▸ **DOCUMENT SECTION**:

Special Government Initiatives for Mining Financing In Nigeria 

The Nigerian government has been making efforts to boost its mining sector through various initiatives. Some of these are:

 Africa Finance Corporation (AFC) and Solid Minerals Development Fund of Nigeria (SMDF)- SMDF, Nigeria’s mining-focused development fund, recently entered a partnership with AFC to derisk Nigeria’s mining sector and scale up artisanal miners in the country to an industrial level of operation.[8] This strategic collaboration is set to address the dearth of expertise and provide funding for early-stage mining projects.[9] The project sponsors of mining projects may apply through AFC and SMDF projects submission portal.[10]

 Artisanal Miners Intervention Fund- this is a loan product of the Bank of Industry of Nigeria (BOI) to artisanal miners in Nigeria. The Fund is designed as an intervention loan with less stringent terms and conditions.[11]

 Nigerian Artisanal and Small-Scale Miners Financing Support Fund- the Ministry of Mines and Steel Development, BOI, and the SMDF established a 5 billion naira fund in support of ASMs.[12] An artisanal miner can access between 100 thousand naira and 10 million naira while a small scale miner can access between 10 million naira and 100 million naira.[13]


The financing landscape for Nigeria's solid mineral projects presents a spectrum of options catering to diverse project sizes, stages, and investor preferences. The alternative financing options provide flexibility, allowing junior mining companies to tailor their financing strategies to project-specific needs.

▸ **DATA SUPPLIED**:
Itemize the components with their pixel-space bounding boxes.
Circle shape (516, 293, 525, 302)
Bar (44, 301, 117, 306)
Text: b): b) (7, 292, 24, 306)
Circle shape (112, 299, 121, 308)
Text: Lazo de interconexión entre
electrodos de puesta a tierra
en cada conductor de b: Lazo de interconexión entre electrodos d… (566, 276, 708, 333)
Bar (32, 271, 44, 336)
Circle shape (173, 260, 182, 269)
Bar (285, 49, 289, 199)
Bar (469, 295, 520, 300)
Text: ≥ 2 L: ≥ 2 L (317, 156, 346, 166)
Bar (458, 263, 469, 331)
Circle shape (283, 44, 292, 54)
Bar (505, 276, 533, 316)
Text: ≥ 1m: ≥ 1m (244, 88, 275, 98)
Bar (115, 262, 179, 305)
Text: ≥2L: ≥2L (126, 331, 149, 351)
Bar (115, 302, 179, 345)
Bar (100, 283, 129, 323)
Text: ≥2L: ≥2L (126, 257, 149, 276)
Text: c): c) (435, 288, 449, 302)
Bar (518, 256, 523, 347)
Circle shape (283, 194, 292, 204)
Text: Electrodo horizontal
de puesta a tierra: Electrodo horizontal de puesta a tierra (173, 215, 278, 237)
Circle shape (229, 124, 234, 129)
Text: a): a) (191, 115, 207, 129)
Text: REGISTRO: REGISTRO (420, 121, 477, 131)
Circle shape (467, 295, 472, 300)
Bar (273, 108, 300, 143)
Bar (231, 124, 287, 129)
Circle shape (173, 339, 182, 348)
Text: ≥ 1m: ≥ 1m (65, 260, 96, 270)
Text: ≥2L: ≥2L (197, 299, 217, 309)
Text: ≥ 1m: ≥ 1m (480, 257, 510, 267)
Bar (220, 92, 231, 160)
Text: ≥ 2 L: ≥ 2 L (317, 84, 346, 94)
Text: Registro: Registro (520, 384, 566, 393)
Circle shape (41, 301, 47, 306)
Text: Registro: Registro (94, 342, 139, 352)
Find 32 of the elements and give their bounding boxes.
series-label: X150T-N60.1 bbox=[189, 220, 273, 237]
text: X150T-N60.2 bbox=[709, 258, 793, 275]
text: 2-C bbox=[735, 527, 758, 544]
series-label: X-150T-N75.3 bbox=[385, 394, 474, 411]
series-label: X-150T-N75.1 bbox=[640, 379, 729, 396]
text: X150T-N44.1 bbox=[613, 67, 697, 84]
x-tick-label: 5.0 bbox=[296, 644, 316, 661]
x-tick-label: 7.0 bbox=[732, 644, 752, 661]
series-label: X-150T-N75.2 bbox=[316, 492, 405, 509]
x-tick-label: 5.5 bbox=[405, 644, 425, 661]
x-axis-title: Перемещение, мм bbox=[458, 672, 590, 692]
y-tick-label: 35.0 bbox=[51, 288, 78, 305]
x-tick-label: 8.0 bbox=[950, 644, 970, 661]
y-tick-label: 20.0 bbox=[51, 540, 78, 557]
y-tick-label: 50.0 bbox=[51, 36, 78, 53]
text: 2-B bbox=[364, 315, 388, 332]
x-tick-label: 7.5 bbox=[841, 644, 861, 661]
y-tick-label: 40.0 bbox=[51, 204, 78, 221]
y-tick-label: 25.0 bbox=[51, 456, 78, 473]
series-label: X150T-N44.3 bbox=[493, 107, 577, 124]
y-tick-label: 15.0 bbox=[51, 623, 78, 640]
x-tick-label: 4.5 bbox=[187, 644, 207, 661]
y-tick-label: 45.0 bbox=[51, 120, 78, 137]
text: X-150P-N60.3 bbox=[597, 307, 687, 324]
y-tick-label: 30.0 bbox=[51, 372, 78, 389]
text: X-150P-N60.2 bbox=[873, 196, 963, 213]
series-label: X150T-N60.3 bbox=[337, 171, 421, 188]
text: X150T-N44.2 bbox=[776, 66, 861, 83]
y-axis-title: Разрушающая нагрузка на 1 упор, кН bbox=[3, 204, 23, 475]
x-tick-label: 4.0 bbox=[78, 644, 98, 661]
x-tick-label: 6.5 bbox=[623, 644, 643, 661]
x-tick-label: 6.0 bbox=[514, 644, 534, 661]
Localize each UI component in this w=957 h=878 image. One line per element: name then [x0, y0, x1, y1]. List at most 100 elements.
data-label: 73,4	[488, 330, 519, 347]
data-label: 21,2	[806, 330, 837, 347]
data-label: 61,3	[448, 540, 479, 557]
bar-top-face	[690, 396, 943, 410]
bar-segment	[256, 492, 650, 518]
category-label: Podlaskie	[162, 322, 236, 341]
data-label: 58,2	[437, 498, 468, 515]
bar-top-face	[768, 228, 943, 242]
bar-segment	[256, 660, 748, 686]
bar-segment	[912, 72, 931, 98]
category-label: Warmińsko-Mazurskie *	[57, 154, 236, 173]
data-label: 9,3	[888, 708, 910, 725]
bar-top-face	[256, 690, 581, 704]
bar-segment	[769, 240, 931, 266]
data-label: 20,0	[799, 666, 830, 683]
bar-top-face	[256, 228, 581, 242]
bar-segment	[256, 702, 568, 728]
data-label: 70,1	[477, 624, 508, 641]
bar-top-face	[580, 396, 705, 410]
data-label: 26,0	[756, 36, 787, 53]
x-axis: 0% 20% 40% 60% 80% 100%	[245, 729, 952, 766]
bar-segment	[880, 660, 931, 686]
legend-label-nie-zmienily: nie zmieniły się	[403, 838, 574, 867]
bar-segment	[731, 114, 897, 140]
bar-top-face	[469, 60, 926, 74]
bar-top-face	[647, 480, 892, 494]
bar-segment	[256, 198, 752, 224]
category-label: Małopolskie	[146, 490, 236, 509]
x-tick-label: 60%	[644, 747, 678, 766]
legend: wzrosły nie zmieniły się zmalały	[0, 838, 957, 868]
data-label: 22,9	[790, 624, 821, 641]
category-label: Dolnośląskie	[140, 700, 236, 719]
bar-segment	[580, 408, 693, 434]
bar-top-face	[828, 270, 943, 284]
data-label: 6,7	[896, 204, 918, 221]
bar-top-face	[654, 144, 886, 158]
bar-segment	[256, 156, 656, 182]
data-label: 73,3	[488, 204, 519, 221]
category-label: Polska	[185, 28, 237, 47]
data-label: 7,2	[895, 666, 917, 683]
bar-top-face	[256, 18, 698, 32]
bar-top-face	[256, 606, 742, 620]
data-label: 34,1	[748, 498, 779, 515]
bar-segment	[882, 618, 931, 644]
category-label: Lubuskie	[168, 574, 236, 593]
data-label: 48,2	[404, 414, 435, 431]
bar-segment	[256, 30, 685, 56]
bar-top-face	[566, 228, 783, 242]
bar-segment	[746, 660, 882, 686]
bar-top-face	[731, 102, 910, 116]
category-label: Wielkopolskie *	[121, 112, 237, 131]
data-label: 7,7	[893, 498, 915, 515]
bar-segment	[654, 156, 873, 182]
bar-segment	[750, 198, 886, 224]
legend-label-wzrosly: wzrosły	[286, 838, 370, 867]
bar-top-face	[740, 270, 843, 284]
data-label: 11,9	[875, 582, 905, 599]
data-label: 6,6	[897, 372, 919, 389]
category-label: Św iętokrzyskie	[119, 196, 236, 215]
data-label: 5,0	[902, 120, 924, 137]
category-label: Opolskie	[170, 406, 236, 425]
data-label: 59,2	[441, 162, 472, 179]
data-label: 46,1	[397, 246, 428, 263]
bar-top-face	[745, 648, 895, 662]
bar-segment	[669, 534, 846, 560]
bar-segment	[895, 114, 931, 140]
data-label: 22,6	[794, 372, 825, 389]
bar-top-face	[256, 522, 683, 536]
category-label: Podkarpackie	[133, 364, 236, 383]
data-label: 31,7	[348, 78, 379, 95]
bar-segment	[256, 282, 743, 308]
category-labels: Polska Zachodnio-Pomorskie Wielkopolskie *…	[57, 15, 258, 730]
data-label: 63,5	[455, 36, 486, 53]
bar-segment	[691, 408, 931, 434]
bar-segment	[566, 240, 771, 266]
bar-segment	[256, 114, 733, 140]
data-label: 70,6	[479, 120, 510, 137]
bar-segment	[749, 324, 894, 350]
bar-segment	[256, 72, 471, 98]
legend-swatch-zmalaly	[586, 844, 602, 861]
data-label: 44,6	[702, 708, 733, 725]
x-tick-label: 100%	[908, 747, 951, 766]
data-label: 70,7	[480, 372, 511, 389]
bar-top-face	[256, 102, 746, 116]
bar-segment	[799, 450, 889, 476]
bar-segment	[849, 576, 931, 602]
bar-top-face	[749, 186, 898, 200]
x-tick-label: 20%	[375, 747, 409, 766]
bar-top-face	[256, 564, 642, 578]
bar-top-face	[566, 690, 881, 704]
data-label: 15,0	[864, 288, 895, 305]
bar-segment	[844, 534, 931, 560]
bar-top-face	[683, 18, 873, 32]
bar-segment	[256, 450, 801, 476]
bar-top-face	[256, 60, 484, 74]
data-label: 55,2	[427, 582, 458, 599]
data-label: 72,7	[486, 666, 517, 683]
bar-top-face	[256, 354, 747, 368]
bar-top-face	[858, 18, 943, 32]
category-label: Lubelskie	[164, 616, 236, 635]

▸ **ACTIONS TO TAKE**:
1/ According to the text on mining financing in Nigeria, how large is the fund that the Ministry of Mines and Steel Development, BOI, and the SMDF established in support of ASMs?
2/ Express the stretch of the entries from their first line through the line containing "Bar (115, 302, 179, 345)" as a Markdown table with the columns Row and Line. Give each line a row number and leave out blank lines.

▸ **EXPECTED RESULTS**:
1/ 5 billion naira.

2/
| Row | Line |
|---|---|
| 1 | Itemize the components with their pixel-space bounding boxes. |
| 2 | Circle shape (516, 293, 525, 302) |
| 3 | Bar (44, 301, 117, 306) |
| 4 | Text: b): b) (7, 292, 24, 306) |
| 5 | Circle shape (112, 299, 121, 308) |
| 6 | Text: Lazo de interconexión entre |
| 7 | electrodos de puesta a tierra |
| 8 | en cada conductor de b: Lazo de interconexión entre electrodos d… (566, 276, 708, 333) |
| 9 | Bar (32, 271, 44, 336) |
| 10 | Circle shape (173, 260, 182, 269) |
| 11 | Bar (285, 49, 289, 199) |
| 12 | Bar (469, 295, 520, 300) |
| 13 | Text: ≥ 2 L: ≥ 2 L (317, 156, 346, 166) |
| 14 | Bar (458, 263, 469, 331) |
| 15 | Circle shape (283, 44, 292, 54) |
| 16 | Bar (505, 276, 533, 316) |
| 17 | Text: ≥ 1m: ≥ 1m (244, 88, 275, 98) |
| 18 | Bar (115, 262, 179, 305) |
| 19 | Text: ≥2L: ≥2L (126, 331, 149, 351) |
| 20 | Bar (115, 302, 179, 345) |